◆ Document excerpt ◆
════════════════

Mining and mining-related sectors, such as construction, manufacturing and services industries which benefit from mining activity, make up about 20% GDP. These sectors will contribute approximately two-thirds of the projected 4% GDP in 2011/12. The remaining 80% of economy will contribute one-third of growth.

Mining employs 1.5% of the workforce reflecting its capital intensive nature. Unfortunately, a portion of the equipment needed is imported adding to the current account problem, especially in the short run. A combination of high domestic costs and the strong Australian dollar means that a significant portion of project related work is now done offshore.

The revenue earned and the overall contribution to national income does boost the economy and creates employment. But dividends and interest payments to overseas investors reduce the amount of earnings that stays in Australia.

The concentration of mining activity in Western Australia and Queensland also creates imbalances within the domestic economy. Skill shortages in mining means rising salaries, attracting workers from other industries and placing pressure on general wage levels. It also exaggerates property price increases in some areas. This creates inflationary pressure that forces the Reserve Bank of Australia to raise interest rates.

════════════════

◆ Records provided ◆
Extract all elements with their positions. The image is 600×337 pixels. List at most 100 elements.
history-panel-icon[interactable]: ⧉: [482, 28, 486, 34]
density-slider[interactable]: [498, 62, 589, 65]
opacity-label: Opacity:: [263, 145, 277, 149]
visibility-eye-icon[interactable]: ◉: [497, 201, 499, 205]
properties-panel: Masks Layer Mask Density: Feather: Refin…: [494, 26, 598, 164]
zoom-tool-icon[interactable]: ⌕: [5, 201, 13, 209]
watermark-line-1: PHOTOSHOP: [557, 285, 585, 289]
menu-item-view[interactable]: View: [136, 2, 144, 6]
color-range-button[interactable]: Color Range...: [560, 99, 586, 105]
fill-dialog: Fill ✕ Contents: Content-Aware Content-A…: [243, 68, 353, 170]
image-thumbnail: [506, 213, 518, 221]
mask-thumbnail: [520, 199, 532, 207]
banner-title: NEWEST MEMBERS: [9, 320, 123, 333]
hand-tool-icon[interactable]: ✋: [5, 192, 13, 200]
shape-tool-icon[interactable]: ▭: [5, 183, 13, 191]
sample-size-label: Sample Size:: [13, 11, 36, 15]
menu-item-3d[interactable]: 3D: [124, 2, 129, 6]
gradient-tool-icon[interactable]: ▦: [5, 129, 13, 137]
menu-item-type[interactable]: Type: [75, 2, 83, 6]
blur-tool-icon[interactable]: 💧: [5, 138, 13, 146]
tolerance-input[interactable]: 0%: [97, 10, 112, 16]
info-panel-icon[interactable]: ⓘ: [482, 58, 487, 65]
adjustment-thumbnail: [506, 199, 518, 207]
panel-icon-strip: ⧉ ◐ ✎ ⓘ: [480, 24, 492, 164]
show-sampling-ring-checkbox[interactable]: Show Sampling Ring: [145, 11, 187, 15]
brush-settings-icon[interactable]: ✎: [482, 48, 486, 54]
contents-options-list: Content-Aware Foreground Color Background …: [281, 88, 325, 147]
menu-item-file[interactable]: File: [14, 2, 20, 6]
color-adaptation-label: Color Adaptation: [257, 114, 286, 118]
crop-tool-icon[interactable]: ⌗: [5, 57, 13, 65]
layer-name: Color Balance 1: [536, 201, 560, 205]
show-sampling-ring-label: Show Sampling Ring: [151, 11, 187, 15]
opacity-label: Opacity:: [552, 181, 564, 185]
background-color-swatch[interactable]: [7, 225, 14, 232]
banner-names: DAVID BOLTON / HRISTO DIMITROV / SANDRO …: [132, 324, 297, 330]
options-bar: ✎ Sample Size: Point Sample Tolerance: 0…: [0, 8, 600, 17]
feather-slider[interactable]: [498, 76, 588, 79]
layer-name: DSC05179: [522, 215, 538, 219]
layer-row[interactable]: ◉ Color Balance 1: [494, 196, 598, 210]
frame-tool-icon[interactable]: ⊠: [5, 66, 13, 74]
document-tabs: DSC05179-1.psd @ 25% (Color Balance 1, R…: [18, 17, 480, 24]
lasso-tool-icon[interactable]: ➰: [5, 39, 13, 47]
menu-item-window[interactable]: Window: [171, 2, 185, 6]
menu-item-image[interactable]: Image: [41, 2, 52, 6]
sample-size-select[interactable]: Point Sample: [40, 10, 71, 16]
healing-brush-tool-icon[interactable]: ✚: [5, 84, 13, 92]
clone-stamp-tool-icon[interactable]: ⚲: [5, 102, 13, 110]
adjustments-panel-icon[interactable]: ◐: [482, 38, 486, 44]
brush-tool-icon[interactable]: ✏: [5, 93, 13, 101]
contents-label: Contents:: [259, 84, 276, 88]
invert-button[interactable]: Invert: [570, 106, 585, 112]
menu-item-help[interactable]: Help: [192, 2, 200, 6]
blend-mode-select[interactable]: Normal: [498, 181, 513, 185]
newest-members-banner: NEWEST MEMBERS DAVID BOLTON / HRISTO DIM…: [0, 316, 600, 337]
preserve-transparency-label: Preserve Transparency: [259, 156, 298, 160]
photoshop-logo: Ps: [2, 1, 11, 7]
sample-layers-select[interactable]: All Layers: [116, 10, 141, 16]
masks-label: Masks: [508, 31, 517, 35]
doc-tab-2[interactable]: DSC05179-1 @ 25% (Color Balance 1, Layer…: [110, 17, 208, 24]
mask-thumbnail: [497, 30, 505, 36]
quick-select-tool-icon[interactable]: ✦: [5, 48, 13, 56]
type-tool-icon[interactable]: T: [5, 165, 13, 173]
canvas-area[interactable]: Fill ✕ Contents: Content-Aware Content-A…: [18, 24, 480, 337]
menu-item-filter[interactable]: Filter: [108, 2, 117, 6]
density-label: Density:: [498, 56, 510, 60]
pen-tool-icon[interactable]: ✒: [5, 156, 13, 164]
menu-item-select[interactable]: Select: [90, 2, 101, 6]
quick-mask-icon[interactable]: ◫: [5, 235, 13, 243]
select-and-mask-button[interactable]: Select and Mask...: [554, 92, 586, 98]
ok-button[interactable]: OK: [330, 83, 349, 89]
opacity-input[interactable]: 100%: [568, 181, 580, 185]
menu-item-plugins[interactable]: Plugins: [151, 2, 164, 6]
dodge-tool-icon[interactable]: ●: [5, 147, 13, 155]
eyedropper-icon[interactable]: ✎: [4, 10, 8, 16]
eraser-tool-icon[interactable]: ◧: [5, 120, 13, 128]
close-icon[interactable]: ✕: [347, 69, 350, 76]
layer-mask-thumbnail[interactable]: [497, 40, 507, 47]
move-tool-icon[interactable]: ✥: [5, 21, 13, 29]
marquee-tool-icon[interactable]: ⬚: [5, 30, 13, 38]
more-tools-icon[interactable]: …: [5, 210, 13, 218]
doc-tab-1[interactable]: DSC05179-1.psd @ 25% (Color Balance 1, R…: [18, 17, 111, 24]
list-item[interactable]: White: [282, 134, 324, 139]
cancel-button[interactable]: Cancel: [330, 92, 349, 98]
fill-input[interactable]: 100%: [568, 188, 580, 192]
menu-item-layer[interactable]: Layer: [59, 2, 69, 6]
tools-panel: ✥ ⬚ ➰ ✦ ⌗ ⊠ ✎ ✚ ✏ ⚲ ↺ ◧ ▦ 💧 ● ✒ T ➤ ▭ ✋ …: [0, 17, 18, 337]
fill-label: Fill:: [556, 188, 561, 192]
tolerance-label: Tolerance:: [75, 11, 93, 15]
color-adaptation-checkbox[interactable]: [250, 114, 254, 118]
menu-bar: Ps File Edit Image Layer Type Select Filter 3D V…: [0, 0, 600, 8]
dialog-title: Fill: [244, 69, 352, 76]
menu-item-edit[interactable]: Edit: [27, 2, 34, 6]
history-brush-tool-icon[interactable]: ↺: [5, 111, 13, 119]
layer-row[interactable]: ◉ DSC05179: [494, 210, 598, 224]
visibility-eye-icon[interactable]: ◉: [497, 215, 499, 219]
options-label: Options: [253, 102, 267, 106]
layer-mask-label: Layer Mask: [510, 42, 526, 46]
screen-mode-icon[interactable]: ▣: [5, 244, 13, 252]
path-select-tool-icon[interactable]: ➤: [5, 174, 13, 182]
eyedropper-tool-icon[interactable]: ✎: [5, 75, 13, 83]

════════════════

◆ Exercise requirements ◆
(1) According to the text on mining in the Australian economy, what share of the workforce does mining employ?
(2) Decide whether each statement agrees with the text on mining in the Australian economy, answering yes or no and quoting the words that settle it: (a) Mining and mining-related sectors make up about 20% of GDP. (b) All of the equipment mining needs is produced within Australia. (c) Mining activity is concentrated in Western Australia and Queensland.
(3) Write what comes next in the text on mining in the Australian economy, continuing after its final sentence.

◆ Answers per task ◆
(1) Mining employs 1.5% of the workforce.

(2)
(a) Yes: "make up about 20% GDP"
(b) No: "a portion of the equipment needed is imported"
(c) Yes: "The concentration of mining activity in Western Australia and Queensland"

(3)
The rising demand for Australia's mineral exports also pushed up the value of the Australian dollar. Since deregulation in 1983, one Australia dollar has purchased, on average, around 77 US cents. The commodity boom and Australia's high interest rates relative to the rest of the world increased the value to around 95 to 100 US cents, peaking at around 110 US cents.

The high Australian dollar places exporters at a cost disadvantage and also makes it difficult to compete with cheaper imports. Affected sectors include key Australian export industries that are significant employers such as education services, tourism and manufacturing. Australia may lose up to 170,000 manufacturing jobs over the next 10 years, almost double lost jobs in the past decade.

Unhappy Homes...

The domestic economy remains lack lustre. Consumers are affected by significant debt levels and weak wage growth. Public spending has fallen reflecting pressure to return the budget to surplus. Business investment has been weak, reflecting sluggish demand.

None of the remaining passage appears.